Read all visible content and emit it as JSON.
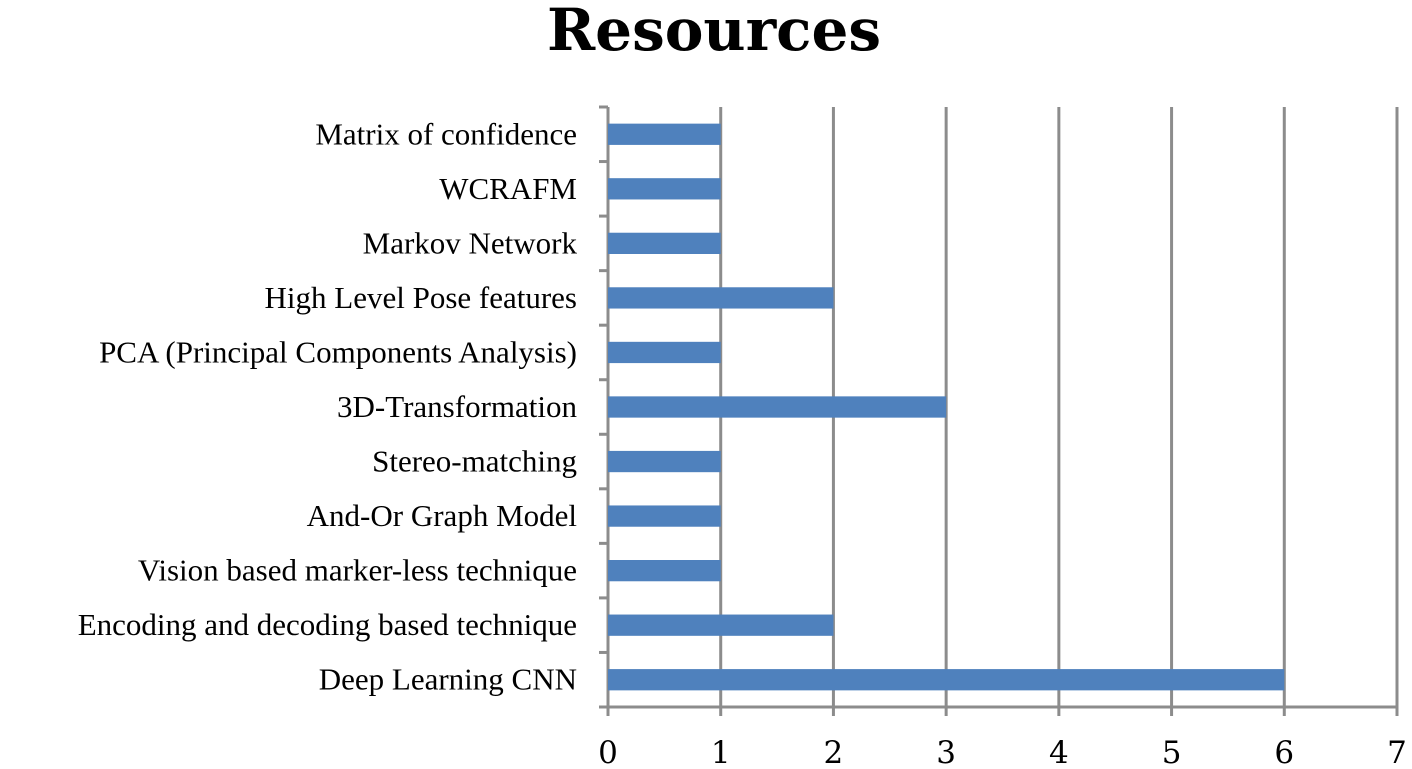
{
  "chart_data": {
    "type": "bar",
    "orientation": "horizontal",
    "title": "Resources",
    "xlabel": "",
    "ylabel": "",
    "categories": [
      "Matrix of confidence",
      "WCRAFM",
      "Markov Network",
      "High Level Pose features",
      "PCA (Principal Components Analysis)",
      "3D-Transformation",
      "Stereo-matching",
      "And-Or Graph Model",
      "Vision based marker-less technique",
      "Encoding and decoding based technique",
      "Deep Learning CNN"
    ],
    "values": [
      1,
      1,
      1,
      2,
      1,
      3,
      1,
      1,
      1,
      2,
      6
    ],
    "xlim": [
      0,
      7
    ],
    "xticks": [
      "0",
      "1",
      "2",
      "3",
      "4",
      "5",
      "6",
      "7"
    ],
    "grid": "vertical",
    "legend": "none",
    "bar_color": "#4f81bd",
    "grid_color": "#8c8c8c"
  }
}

* Written problem
Transcribe every record above exactly as written, leaving out any pictures.

* Expected answer
Read all visible content and emit it as JSON.
{
  "chart_data": {
    "type": "bar",
    "orientation": "horizontal",
    "title": "Resources",
    "xlabel": "",
    "ylabel": "",
    "categories": [
      "Matrix of confidence",
      "WCRAFM",
      "Markov Network",
      "High Level Pose features",
      "PCA (Principal Components Analysis)",
      "3D-Transformation",
      "Stereo-matching",
      "And-Or Graph Model",
      "Vision based marker-less technique",
      "Encoding and decoding based technique",
      "Deep Learning CNN"
    ],
    "values": [
      1,
      1,
      1,
      2,
      1,
      3,
      1,
      1,
      1,
      2,
      6
    ],
    "xlim": [
      0,
      7
    ],
    "xticks": [
      "0",
      "1",
      "2",
      "3",
      "4",
      "5",
      "6",
      "7"
    ],
    "grid": "vertical",
    "legend": "none",
    "bar_color": "#4f81bd",
    "grid_color": "#8c8c8c"
  }
}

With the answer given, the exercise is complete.